--- RECORDS SUPPLIED ---
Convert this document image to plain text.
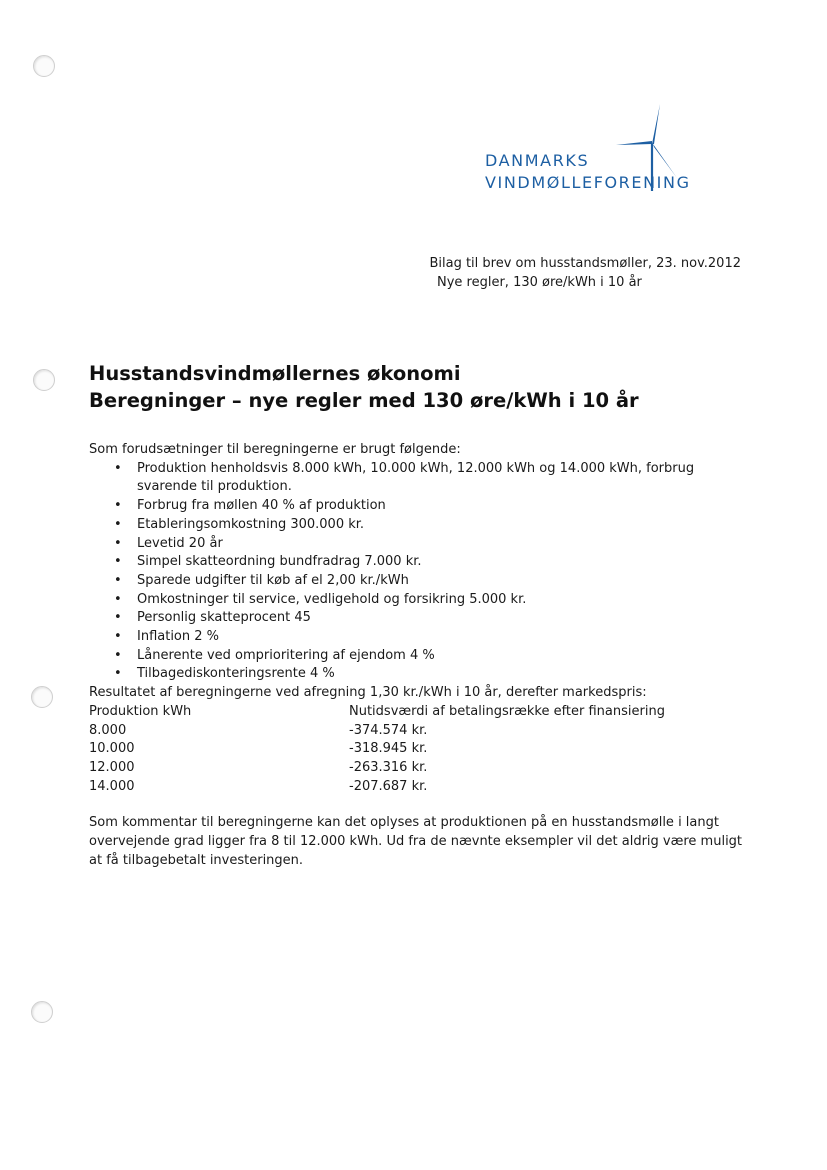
DANMARKS
VINDMØLLEFORENING
Bilag til brev om husstandsmøller, 23. nov.2012
Nye regler, 130 øre/kWh i 10 år
Husstandsvindmøllernes økonomi
Beregninger – nye regler med 130 øre/kWh i 10 år

Som forudsætninger til beregningerne er brugt følgende:

• Produktion henholdsvis 8.000 kWh, 10.000 kWh, 12.000 kWh og 14.000 kWh, forbrug svarende til produktion.
• Forbrug fra møllen 40 % af produktion
• Etableringsomkostning 300.000 kr.
• Levetid 20 år
• Simpel skatteordning bundfradrag 7.000 kr.
• Sparede udgifter til køb af el 2,00 kr./kWh
• Omkostninger til service, vedligehold og forsikring 5.000 kr.
• Personlig skatteprocent 45
• Inflation 2 %
• Lånerente ved omprioritering af ejendom 4 %
• Tilbagediskonteringsrente 4 %

Resultatet af beregningerne ved afregning 1,30 kr./kWh i 10 år, derefter markedspris:

Produktion kWh	Nutidsværdi af betalingsrække efter finansiering
8.000	-374.574 kr.
10.000	-318.945 kr.
12.000	-263.316 kr.
14.000	-207.687 kr.

Som kommentar til beregningerne kan det oplyses at produktionen på en husstandsmølle i langt overvejende grad ligger fra 8 til 12.000 kWh. Ud fra de nævnte eksempler vil det aldrig være muligt at få tilbagebetalt investeringen.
---
In the material above, find the lines that contain "regler" and show them.

Nye regler, 130 øre/kWh i 10 år
Beregninger – nye regler med 130 øre/kWh i 10 år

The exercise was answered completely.